### TASKS FOR THIS EXERCISE
1. In the passage about the Afghan girl musicians, how many hours did the girls spend on the bus?
2. In the passage about the Afghan girl musicians, rewrite the paragraph beginning "According to Stryk and Taylor" as a shorter version that keeps its main facts.
3. From the passage about the Afghan girl musicians, copy the text word for word, starting with "Now, the clock" and going on through "Scott Taylor (R-Va.).".

AGHANISTAN: THE BETRAYAL
I woke up to the following
Turns out they were not American citizens but Afghan girl musicians
‘Our elected leaders failed’: Hundreds of Afghan girls left behind in Kabul
30 August, 2021
It is the stuff of horror, heartache and helplessness: Afghan girls who have devoted their entire lives to making melodies have not only been silenced amid the Taliban takeover — they have been barred from entering the US military-run airport in Kabul.
Now, the clock has run out.
“We had seven buses filled with world-renowned orchestra performers — 280 girls all approved to go,” said Robert Stryk, a Washington fixer who has been coordinating private evacuation efforts in conjunction with former Navy SEAL and US Congressman Scott Taylor (R-Va.).
“Our hearts are broken,” he added. “These young girls spent 17 hours on a hot bus with no food or water and were 393 feet from freedom but were denied entry into the airport because the United States government gave [the Taliban] the power to override the US Army’s 82nd Airborne.
“Our elected leaders failed these 280 young girls.”

It could have been a slim success story in the frantic end to the two-decade conflict, but it morphed into the fall of a dark curtain when the performers belonging to the Afghanistan National Institute of Music were left to languish ahead of the final civilian evacuation efforts over the weekend.
According to Stryk and Taylor, the buses were sent to three different airport gates. The group honored a request from the US government to add seven US citizens to the busload — and were finally told to wait in line for “final approval from the Taliban.”

Collection entries
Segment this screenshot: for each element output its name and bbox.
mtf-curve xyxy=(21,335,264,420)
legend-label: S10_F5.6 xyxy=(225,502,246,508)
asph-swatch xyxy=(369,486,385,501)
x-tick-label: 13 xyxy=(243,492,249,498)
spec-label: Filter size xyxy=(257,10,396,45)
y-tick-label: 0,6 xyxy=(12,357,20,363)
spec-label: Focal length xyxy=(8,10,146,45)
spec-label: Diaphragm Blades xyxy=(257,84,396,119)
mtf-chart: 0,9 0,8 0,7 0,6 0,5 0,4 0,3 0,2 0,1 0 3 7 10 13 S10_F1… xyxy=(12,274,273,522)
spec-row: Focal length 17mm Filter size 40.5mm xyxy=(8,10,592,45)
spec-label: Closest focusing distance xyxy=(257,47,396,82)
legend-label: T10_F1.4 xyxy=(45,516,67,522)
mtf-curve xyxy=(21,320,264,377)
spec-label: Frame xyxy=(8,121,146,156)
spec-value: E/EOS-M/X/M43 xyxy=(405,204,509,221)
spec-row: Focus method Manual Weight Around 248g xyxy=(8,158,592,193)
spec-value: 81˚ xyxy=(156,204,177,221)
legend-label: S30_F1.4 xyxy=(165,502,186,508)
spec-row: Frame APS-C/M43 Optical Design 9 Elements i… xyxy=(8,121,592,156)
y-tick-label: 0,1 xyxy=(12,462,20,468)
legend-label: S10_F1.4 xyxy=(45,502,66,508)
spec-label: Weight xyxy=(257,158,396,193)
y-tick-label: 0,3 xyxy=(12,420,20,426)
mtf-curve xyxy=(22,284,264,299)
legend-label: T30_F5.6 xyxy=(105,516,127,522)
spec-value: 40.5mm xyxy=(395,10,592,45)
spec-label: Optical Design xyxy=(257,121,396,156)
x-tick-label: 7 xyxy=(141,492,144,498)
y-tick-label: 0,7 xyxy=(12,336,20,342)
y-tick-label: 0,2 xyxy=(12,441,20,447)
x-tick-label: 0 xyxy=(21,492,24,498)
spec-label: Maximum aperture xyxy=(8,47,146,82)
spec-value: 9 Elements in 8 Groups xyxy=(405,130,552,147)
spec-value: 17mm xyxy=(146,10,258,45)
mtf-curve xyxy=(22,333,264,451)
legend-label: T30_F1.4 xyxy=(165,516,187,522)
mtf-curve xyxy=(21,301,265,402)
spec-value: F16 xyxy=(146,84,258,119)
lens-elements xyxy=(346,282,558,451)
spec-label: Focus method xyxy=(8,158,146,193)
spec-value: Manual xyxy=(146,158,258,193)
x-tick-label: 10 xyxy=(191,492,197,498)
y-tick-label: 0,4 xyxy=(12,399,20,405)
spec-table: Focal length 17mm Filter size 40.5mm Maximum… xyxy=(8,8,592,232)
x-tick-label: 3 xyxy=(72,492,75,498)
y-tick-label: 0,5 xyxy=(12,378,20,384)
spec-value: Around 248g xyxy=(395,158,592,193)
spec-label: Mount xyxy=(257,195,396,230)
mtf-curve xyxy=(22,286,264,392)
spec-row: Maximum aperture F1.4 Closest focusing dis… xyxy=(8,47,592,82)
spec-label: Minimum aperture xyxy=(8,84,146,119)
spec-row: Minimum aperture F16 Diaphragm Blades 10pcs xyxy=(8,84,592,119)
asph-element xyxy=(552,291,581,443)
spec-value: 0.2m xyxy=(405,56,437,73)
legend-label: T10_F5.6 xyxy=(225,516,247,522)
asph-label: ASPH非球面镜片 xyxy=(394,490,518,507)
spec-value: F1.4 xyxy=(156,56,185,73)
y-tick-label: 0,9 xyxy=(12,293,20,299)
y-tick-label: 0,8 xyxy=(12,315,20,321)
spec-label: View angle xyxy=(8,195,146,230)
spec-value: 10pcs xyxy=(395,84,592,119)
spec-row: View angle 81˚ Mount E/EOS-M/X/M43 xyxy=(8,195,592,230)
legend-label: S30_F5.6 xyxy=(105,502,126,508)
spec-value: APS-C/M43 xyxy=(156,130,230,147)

### SOLUTIONS TO THE TASKS
1. 17 hours.

2. Stryk and Taylor say the buses went to three different airport gates. At the US government's request, the group added seven US citizens to the buses and was finally told to wait in line for the Taliban's final approval.

3.
Now, the clock has run out.
“We had seven buses filled with world-renowned orchestra performers — 280 girls all approved to go,” said Robert Stryk, a Washington fixer who has been coordinating private evacuation efforts in conjunction with former Navy SEAL and US Congressman Scott Taylor (R-Va.).